▸ Problems and tasks
1) Could you rewrite the microdrone passage starting at "Some believe these" and ending at "it can perch.", with "hummingbird drone" changed to "bird-inspired drone"?
2) What figures does the microdrone passage give for the hummingbird drone's funding, weight, wingspan, flight time and cruising speed?
3) Can you carry the microdrone passage on from its final sentence?

Fears were at a high in 2007 when it was widely reported that crowds attending political events saw a cloud of dragonfly-like insects hovering above them.
Some believe these are new mechanical drones, while others think they’re living dragonflies with biotics attached to control their movements. The latter is seen as a way to solve the problem that many tiny bots face; how to supply enough energy without a battery. However, using live animals raises quite a few ethical concerns.
The hummingbird drone tackles the problem of energy creation differently. Inspired by nature, it is self-propelled, flapping its wings like a real bird.
It can climb, descend, rotate — even fly sideways.
Funded by DARPA ($4 million) and built by AeroVironment, it is larger than most of the other microdrones we’ve discussed, weighing in at .67 ounces, with a wingspan of 6.3 inches. It can stay in the air for up to 11 minutes, cruising at 11 miles-per-hour — and it can perch.

▸ Dataset records

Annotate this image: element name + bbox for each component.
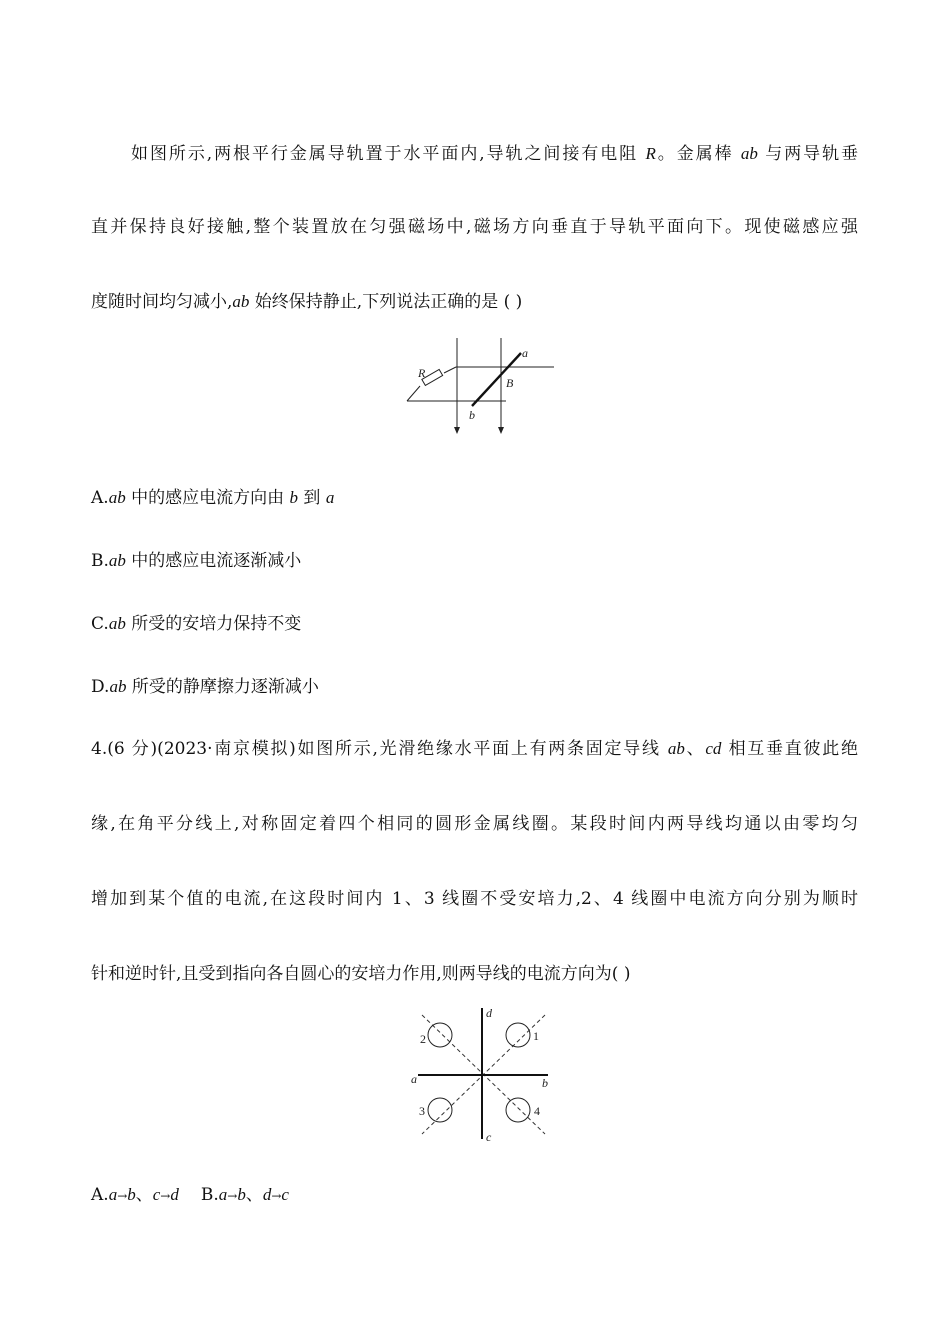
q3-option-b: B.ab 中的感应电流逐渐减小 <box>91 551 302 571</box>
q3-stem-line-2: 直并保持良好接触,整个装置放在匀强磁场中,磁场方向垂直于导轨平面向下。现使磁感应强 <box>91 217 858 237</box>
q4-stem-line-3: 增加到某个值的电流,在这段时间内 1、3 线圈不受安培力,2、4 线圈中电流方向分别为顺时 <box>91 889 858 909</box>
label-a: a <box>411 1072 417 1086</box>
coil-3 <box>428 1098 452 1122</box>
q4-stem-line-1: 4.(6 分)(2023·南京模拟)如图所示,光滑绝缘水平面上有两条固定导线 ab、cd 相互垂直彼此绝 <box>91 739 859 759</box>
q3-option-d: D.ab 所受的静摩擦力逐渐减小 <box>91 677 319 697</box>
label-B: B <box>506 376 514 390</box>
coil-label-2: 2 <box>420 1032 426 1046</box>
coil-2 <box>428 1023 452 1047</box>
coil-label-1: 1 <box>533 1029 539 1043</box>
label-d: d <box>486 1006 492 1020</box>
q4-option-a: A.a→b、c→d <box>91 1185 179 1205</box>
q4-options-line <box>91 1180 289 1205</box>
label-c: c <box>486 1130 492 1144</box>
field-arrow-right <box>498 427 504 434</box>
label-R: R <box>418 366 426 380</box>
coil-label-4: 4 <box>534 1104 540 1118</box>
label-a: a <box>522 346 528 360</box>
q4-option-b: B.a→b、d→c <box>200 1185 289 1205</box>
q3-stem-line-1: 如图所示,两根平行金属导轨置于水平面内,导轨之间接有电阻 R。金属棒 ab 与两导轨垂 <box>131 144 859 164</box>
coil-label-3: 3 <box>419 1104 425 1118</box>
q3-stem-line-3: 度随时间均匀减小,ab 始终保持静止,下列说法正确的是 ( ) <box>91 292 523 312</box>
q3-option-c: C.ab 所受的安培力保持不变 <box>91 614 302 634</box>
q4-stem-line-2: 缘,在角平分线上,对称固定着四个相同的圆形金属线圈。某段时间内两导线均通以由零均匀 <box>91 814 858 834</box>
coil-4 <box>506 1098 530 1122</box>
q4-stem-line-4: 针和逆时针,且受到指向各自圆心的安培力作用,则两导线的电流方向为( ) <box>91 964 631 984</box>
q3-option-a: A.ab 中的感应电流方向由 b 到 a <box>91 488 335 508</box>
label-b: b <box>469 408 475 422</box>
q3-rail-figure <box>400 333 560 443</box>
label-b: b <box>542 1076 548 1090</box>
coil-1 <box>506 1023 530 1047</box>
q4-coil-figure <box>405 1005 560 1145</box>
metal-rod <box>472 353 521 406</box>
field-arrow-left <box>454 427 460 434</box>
...
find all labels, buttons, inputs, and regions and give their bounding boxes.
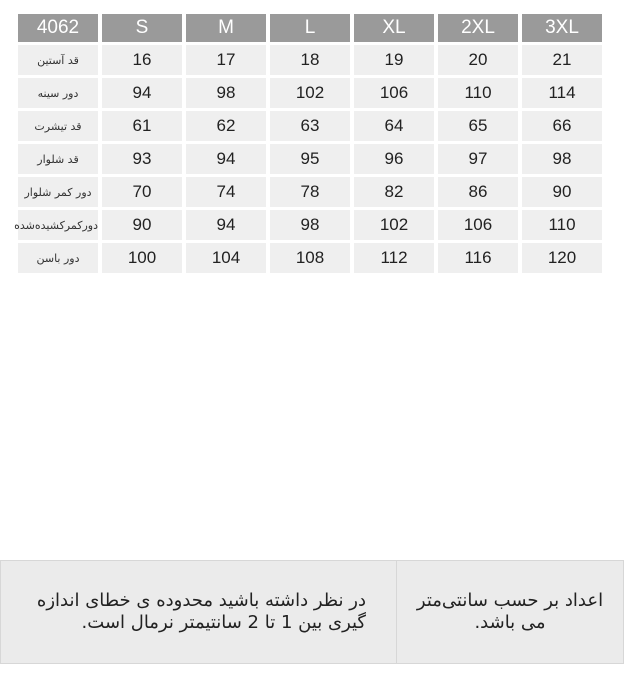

▸ Solved problems
1)
Some believe these are new mechanical drones, while others think they’re living dragonflies with biotics attached to control their movements. The latter is seen as a way to solve the problem that many tiny bots face; how to supply enough energy without a battery. However, using live animals raises quite a few ethical concerns.
The bird-inspired drone tackles the problem of energy creation differently. Inspired by nature, it is self-propelled, flapping its wings like a real bird.
It can climb, descend, rotate — even fly sideways.
Funded by DARPA ($4 million) and built by AeroVironment, it is larger than most of the other microdrones we’ve discussed, weighing in at .67 ounces, with a wingspan of 6.3 inches. It can stay in the air for up to 11 minutes, cruising at 11 miles-per-hour — and it can perch.

2)
- Funding: $4 million
- Weight: .67 ounces
- Wingspan: 6.3 inches
- Flight time: up to 11 minutes
- Cruising speed: 11 miles-per-hour

3)
Its two crowning achievements: hovering in wind gusts without being blown further than one meter and being able to hover for eight minutes straight.
It can ‘see’ through a camera on its throat/stomach area.
Lockheed Martin looked to nature when it designed the maple leaf seed, NAV. Early models were reportedly thrown in the air like boomerangs, then controlled by remote.
Drones are on the rise. Monitoring traffic and searching disaster areas are two ways they’re already working for the greater good. For better or worse, they’re here to stay.